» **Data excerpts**

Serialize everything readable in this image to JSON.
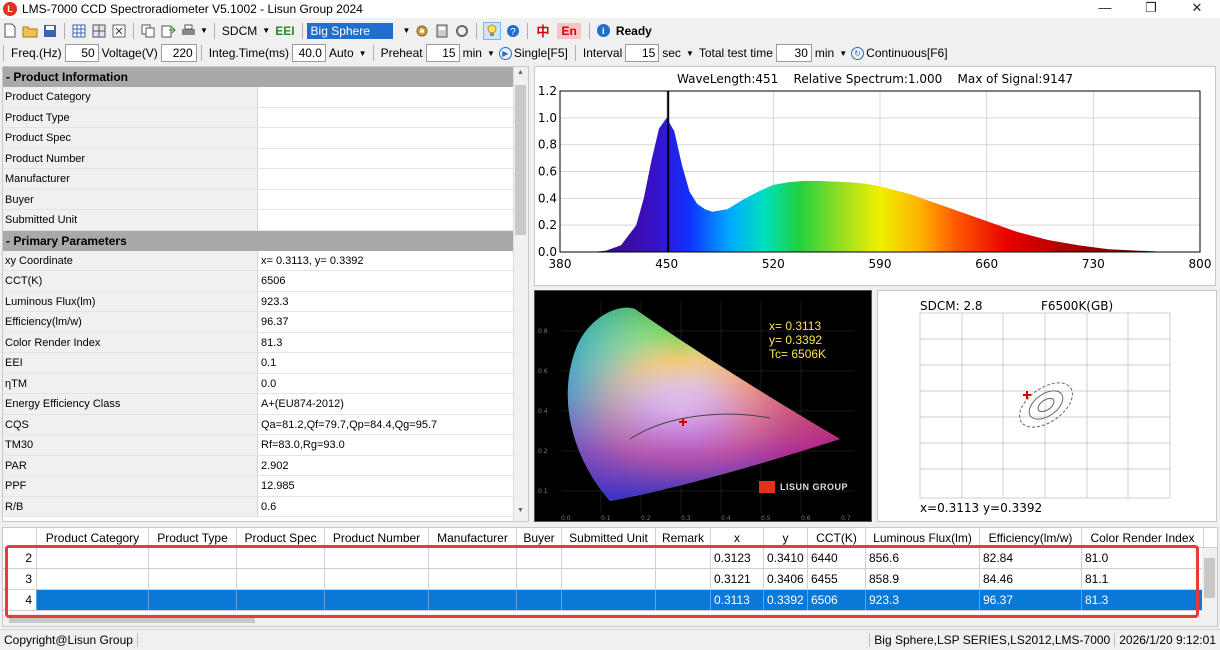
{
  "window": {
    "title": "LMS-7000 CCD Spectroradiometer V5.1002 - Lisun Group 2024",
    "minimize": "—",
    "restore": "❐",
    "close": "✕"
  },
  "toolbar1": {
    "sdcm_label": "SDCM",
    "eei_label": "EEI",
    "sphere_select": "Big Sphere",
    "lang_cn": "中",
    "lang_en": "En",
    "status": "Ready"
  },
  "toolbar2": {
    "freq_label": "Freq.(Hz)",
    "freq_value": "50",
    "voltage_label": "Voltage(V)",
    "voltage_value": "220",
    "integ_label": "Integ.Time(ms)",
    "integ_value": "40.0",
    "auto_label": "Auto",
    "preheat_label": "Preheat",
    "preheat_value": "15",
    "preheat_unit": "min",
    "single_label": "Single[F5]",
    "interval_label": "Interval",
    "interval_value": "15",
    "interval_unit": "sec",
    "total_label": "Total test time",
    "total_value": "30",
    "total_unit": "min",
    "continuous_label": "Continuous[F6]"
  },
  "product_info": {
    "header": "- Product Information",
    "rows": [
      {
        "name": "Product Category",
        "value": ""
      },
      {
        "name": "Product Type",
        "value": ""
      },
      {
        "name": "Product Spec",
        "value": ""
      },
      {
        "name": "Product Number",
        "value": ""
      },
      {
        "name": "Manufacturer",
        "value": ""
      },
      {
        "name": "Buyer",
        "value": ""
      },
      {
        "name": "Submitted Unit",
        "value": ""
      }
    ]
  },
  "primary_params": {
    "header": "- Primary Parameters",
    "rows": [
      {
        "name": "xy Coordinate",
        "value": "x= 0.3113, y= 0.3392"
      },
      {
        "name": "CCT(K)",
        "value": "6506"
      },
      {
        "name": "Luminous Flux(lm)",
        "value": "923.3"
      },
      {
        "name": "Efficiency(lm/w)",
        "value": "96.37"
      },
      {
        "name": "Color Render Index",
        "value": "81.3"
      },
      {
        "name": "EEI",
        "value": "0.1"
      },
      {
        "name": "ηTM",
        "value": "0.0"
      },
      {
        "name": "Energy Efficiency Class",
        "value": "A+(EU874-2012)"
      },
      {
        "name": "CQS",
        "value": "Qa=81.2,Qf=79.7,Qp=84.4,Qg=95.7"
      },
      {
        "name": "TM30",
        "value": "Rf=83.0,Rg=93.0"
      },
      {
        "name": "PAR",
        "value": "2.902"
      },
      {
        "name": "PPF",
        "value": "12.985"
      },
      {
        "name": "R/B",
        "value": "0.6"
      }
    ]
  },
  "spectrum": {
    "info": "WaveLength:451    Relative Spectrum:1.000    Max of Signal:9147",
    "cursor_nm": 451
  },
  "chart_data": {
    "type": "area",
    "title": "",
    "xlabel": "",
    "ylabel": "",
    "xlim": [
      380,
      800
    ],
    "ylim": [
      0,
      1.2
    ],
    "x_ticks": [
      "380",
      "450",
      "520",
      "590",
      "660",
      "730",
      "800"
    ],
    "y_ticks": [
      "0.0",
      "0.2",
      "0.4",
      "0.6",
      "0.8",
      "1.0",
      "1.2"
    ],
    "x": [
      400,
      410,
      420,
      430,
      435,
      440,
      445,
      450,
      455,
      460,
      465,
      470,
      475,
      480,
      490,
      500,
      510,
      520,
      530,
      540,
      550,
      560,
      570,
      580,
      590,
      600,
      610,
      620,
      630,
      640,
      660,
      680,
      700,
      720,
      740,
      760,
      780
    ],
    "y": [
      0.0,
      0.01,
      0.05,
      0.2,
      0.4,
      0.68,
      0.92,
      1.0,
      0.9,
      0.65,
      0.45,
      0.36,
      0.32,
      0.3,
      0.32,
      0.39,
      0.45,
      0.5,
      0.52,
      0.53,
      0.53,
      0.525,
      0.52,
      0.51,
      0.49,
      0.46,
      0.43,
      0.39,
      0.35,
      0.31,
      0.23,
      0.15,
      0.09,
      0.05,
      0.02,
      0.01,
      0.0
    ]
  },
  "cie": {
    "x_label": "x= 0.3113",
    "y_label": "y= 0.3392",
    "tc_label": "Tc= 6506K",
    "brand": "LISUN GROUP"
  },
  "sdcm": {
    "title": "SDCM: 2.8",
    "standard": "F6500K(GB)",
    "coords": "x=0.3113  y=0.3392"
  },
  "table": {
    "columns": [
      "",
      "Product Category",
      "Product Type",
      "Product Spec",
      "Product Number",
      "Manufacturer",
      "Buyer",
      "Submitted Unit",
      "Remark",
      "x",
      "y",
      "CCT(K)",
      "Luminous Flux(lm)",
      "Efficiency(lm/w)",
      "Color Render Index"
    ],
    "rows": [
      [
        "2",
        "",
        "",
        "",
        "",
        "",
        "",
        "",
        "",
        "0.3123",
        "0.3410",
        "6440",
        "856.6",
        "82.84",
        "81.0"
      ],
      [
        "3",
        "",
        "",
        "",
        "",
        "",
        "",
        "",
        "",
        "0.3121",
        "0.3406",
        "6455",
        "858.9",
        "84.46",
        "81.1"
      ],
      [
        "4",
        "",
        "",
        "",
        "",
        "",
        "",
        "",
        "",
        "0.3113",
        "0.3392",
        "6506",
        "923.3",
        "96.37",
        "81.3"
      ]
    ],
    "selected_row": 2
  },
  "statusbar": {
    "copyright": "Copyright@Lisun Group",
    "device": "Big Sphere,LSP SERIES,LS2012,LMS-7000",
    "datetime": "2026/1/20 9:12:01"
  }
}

» **TASK DESCRIPTION**
Go through the material above and count the lines that contain "title"; answer with the number alone.

» **ANSWER TO THE EXERCISE**
3